Copy the records from the first line through the line containing "pay-label: К выплате: — [591, 194, 759, 210]", inclusive, substituting "bounding box" for "bbox" and leaving everything else unchanged.

[start EXTRACTED RECORDS]

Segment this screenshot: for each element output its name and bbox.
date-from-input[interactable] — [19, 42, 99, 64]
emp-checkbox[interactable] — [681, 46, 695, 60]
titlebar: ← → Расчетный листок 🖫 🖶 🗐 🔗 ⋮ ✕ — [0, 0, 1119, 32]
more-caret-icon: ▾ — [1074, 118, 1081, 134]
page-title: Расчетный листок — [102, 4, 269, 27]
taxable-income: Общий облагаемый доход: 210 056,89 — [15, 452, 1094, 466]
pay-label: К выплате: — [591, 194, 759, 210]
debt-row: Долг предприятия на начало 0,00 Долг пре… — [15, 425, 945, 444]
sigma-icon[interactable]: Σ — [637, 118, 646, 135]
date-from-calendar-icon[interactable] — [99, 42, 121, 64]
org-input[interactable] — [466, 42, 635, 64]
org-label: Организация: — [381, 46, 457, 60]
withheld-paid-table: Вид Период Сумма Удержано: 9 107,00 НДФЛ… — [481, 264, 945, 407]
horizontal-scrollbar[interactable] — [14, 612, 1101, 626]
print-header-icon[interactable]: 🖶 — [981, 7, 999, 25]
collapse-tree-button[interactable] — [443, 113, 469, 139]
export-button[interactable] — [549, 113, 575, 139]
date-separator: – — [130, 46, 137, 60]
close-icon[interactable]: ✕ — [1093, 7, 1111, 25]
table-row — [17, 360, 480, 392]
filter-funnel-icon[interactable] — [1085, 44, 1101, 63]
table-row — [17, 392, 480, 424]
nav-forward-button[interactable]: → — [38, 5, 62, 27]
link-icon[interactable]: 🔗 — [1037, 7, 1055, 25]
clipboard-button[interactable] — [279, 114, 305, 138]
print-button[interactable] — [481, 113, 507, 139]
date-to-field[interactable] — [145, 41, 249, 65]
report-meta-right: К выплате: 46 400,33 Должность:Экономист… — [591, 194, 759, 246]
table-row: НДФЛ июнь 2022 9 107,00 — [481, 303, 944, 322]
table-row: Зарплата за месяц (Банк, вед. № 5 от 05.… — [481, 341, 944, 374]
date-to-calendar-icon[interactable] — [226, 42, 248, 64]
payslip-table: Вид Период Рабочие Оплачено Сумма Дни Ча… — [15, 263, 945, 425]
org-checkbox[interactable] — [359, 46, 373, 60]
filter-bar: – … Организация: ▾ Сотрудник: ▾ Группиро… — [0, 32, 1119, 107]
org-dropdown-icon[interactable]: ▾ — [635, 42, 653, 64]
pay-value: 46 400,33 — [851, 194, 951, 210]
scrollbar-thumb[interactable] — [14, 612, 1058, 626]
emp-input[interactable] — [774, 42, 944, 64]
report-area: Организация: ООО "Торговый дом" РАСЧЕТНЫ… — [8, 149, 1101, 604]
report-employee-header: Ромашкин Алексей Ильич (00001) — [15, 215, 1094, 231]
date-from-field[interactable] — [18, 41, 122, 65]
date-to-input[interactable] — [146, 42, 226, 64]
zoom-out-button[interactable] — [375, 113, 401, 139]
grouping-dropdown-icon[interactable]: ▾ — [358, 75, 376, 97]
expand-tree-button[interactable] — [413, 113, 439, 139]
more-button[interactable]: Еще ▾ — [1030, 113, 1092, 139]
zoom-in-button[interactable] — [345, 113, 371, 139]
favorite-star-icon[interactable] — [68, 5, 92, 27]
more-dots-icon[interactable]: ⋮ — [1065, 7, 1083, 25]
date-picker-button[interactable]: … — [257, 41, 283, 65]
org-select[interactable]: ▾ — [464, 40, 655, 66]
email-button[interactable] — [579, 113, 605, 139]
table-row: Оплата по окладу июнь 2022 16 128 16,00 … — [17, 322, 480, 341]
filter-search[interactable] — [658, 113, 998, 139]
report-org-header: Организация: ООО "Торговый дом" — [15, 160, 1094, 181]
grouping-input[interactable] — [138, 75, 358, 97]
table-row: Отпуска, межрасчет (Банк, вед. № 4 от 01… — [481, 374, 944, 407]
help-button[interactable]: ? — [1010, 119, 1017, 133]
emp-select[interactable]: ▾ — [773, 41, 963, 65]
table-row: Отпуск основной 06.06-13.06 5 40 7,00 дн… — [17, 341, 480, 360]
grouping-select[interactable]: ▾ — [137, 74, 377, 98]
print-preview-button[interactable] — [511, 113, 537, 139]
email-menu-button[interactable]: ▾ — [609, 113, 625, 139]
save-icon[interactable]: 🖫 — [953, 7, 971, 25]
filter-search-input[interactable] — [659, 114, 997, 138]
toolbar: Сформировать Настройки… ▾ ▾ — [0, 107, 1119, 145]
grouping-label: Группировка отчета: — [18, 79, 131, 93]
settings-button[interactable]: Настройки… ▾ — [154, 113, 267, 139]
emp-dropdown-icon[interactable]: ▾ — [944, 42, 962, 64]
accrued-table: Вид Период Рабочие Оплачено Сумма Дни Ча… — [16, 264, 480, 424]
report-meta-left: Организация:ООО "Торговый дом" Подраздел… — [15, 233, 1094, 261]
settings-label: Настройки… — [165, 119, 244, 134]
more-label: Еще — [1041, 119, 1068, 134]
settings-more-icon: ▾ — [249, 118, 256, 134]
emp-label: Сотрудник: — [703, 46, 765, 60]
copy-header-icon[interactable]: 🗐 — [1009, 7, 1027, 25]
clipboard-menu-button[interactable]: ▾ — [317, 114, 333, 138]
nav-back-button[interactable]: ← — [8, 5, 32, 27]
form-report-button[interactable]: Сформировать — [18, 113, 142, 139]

[end EXTRACTED RECORDS]

• SOLUTION BELOW:
Segment this screenshot: for each element output its name and bounding box.
date-from-input[interactable] — [19, 42, 99, 64]
emp-checkbox[interactable] — [681, 46, 695, 60]
titlebar: ← → Расчетный листок 🖫 🖶 🗐 🔗 ⋮ ✕ — [0, 0, 1119, 32]
more-caret-icon: ▾ — [1074, 118, 1081, 134]
page-title: Расчетный листок — [102, 4, 269, 27]
taxable-income: Общий облагаемый доход: 210 056,89 — [15, 452, 1094, 466]
pay-label: К выплате: — [591, 194, 759, 210]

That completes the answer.